Extract the final stretch of the data: the line that contains "Read this page and output its text content." and every line after it, unaltered, and no other lines.

Items from a dataset
## begin

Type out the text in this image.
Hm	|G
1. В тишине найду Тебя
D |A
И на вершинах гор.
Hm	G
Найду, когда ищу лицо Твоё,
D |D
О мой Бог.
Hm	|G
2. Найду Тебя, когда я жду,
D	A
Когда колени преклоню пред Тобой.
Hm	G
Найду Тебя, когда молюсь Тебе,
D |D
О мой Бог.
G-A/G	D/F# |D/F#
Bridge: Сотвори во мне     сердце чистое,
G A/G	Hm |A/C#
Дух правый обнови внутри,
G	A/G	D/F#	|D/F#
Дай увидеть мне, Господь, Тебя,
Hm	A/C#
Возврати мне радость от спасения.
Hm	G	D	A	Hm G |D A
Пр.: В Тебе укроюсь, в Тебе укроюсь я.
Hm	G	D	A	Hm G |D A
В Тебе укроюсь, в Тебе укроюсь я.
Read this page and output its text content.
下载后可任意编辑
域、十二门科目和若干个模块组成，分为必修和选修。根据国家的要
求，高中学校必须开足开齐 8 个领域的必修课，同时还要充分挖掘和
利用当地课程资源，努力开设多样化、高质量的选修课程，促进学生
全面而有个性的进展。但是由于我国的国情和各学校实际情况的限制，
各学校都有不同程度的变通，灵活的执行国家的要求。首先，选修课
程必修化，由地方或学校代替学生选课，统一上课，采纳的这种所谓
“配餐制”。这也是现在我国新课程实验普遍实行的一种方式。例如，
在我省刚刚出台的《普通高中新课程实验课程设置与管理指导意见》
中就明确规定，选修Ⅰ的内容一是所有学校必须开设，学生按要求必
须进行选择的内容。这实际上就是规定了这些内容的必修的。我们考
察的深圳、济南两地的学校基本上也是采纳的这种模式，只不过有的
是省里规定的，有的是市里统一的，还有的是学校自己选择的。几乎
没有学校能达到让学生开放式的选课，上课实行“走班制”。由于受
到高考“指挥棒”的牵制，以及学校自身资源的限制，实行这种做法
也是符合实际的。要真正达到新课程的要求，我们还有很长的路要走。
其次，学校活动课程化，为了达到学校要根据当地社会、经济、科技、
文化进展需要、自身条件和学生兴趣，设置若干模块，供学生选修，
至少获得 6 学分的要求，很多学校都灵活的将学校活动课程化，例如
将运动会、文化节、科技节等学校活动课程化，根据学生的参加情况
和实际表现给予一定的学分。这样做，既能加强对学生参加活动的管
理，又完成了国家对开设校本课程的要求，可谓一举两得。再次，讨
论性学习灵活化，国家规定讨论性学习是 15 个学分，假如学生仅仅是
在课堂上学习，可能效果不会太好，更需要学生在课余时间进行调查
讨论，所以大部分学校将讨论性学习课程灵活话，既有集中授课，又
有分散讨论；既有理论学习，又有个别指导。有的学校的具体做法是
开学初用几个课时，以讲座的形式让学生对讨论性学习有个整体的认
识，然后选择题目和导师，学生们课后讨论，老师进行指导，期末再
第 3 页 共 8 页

## end

**Answer for this exercise:**
Read this page and output its text content.
下载后可任意编辑
域、十二门科目和若干个模块组成，分为必修和选修。根据国家的要
求，高中学校必须开足开齐 8 个领域的必修课，同时还要充分挖掘和
利用当地课程资源，努力开设多样化、高质量的选修课程，促进学生
全面而有个性的进展。但是由于我国的国情和各学校实际情况的限制，
各学校都有不同程度的变通，灵活的执行国家的要求。首先，选修课
程必修化，由地方或学校代替学生选课，统一上课，采纳的这种所谓
“配餐制”。这也是现在我国新课程实验普遍实行的一种方式。例如，
在我省刚刚出台的《普通高中新课程实验课程设置与管理指导意见》
中就明确规定，选修Ⅰ的内容一是所有学校必须开设，学生按要求必
须进行选择的内容。这实际上就是规定了这些内容的必修的。我们考
察的深圳、济南两地的学校基本上也是采纳的这种模式，只不过有的
是省里规定的，有的是市里统一的，还有的是学校自己选择的。几乎
没有学校能达到让学生开放式的选课，上课实行“走班制”。由于受
到高考“指挥棒”的牵制，以及学校自身资源的限制，实行这种做法
也是符合实际的。要真正达到新课程的要求，我们还有很长的路要走。
其次，学校活动课程化，为了达到学校要根据当地社会、经济、科技、
文化进展需要、自身条件和学生兴趣，设置若干模块，供学生选修，
至少获得 6 学分的要求，很多学校都灵活的将学校活动课程化，例如
将运动会、文化节、科技节等学校活动课程化，根据学生的参加情况
和实际表现给予一定的学分。这样做，既能加强对学生参加活动的管
理，又完成了国家对开设校本课程的要求，可谓一举两得。再次，讨
论性学习灵活化，国家规定讨论性学习是 15 个学分，假如学生仅仅是
在课堂上学习，可能效果不会太好，更需要学生在课余时间进行调查
讨论，所以大部分学校将讨论性学习课程灵活话，既有集中授课，又
有分散讨论；既有理论学习，又有个别指导。有的学校的具体做法是
开学初用几个课时，以讲座的形式让学生对讨论性学习有个整体的认
识，然后选择题目和导师，学生们课后讨论，老师进行指导，期末再
第 3 页 共 8 页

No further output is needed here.